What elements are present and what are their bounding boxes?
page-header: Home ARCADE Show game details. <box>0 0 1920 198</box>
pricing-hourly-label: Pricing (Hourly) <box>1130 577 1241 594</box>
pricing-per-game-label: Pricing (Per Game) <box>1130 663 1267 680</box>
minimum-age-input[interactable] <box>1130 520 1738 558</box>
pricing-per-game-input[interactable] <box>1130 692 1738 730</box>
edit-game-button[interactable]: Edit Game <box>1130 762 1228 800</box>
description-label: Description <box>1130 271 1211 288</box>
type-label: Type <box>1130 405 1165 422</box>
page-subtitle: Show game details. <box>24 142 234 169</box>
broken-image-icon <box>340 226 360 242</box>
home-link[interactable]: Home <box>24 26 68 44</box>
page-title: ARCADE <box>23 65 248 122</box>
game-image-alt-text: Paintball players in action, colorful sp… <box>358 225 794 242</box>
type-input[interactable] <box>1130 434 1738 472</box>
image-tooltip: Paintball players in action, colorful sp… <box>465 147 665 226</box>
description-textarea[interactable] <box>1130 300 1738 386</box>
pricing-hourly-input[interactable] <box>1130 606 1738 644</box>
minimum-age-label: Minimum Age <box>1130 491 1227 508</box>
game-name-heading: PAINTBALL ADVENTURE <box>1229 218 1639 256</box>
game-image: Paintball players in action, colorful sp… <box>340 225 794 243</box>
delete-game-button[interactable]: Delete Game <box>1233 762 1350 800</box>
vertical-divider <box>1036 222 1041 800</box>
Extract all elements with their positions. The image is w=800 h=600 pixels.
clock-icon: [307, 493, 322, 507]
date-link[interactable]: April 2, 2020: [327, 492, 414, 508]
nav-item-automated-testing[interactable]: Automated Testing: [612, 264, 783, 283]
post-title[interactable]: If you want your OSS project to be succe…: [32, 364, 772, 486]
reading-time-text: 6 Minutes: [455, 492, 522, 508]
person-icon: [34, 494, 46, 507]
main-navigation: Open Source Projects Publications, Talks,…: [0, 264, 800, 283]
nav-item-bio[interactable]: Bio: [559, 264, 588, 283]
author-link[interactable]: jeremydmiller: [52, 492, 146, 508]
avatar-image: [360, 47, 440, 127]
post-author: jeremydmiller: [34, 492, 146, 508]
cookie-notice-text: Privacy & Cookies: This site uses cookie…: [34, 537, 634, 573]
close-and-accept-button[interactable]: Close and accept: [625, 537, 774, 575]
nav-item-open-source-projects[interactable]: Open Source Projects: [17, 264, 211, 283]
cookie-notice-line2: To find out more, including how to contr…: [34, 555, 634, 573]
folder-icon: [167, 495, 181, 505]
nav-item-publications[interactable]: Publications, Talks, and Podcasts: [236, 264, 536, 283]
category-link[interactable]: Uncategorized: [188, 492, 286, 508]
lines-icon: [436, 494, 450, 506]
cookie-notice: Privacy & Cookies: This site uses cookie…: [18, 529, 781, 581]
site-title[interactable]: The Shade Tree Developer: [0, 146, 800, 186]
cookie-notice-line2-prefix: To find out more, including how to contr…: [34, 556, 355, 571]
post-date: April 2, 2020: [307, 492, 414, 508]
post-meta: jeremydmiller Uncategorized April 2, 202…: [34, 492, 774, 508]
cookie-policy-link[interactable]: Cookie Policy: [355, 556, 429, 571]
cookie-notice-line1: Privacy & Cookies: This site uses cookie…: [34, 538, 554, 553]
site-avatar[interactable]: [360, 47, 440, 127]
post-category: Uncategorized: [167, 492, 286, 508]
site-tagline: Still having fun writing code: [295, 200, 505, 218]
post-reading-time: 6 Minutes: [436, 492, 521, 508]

***

Reproduce all of the lines above, swapping every "Uncategorized" for "General" and leaving everything else unchanged.

COMPLETE ANSWER
What elements are present and what are their bounding boxes?
page-header: Home ARCADE Show game details. <box>0 0 1920 198</box>
pricing-hourly-label: Pricing (Hourly) <box>1130 577 1241 594</box>
pricing-per-game-label: Pricing (Per Game) <box>1130 663 1267 680</box>
minimum-age-input[interactable] <box>1130 520 1738 558</box>
pricing-per-game-input[interactable] <box>1130 692 1738 730</box>
edit-game-button[interactable]: Edit Game <box>1130 762 1228 800</box>
description-label: Description <box>1130 271 1211 288</box>
type-label: Type <box>1130 405 1165 422</box>
page-subtitle: Show game details. <box>24 142 234 169</box>
broken-image-icon <box>340 226 360 242</box>
home-link[interactable]: Home <box>24 26 68 44</box>
page-title: ARCADE <box>23 65 248 122</box>
game-image-alt-text: Paintball players in action, colorful sp… <box>358 225 794 242</box>
type-input[interactable] <box>1130 434 1738 472</box>
image-tooltip: Paintball players in action, colorful sp… <box>465 147 665 226</box>
description-textarea[interactable] <box>1130 300 1738 386</box>
pricing-hourly-input[interactable] <box>1130 606 1738 644</box>
minimum-age-label: Minimum Age <box>1130 491 1227 508</box>
game-name-heading: PAINTBALL ADVENTURE <box>1229 218 1639 256</box>
game-image: Paintball players in action, colorful sp… <box>340 225 794 243</box>
delete-game-button[interactable]: Delete Game <box>1233 762 1350 800</box>
vertical-divider <box>1036 222 1041 800</box>
Extract all elements with their positions. The image is w=800 h=600 pixels.
clock-icon: [307, 493, 322, 507]
date-link[interactable]: April 2, 2020: [327, 492, 414, 508]
nav-item-automated-testing[interactable]: Automated Testing: [612, 264, 783, 283]
post-title[interactable]: If you want your OSS project to be succe…: [32, 364, 772, 486]
reading-time-text: 6 Minutes: [455, 492, 522, 508]
person-icon: [34, 494, 46, 507]
main-navigation: Open Source Projects Publications, Talks,…: [0, 264, 800, 283]
nav-item-bio[interactable]: Bio: [559, 264, 588, 283]
author-link[interactable]: jeremydmiller: [52, 492, 146, 508]
avatar-image: [360, 47, 440, 127]
post-author: jeremydmiller: [34, 492, 146, 508]
cookie-notice-text: Privacy & Cookies: This site uses cookie…: [34, 537, 634, 573]
close-and-accept-button[interactable]: Close and accept: [625, 537, 774, 575]
nav-item-open-source-projects[interactable]: Open Source Projects: [17, 264, 211, 283]
cookie-notice-line2: To find out more, including how to contr…: [34, 555, 634, 573]
folder-icon: [167, 495, 181, 505]
nav-item-publications[interactable]: Publications, Talks, and Podcasts: [236, 264, 536, 283]
category-link[interactable]: General: [188, 492, 286, 508]
lines-icon: [436, 494, 450, 506]
cookie-notice: Privacy & Cookies: This site uses cookie…: [18, 529, 781, 581]
site-title[interactable]: The Shade Tree Developer: [0, 146, 800, 186]
cookie-notice-line2-prefix: To find out more, including how to contr…: [34, 556, 355, 571]
post-date: April 2, 2020: [307, 492, 414, 508]
post-meta: jeremydmiller General April 2, 202…: [34, 492, 774, 508]
cookie-policy-link[interactable]: Cookie Policy: [355, 556, 429, 571]
cookie-notice-line1: Privacy & Cookies: This site uses cookie…: [34, 538, 554, 553]
site-avatar[interactable]: [360, 47, 440, 127]
post-category: General: [167, 492, 286, 508]
site-tagline: Still having fun writing code: [295, 200, 505, 218]
post-reading-time: 6 Minutes: [436, 492, 521, 508]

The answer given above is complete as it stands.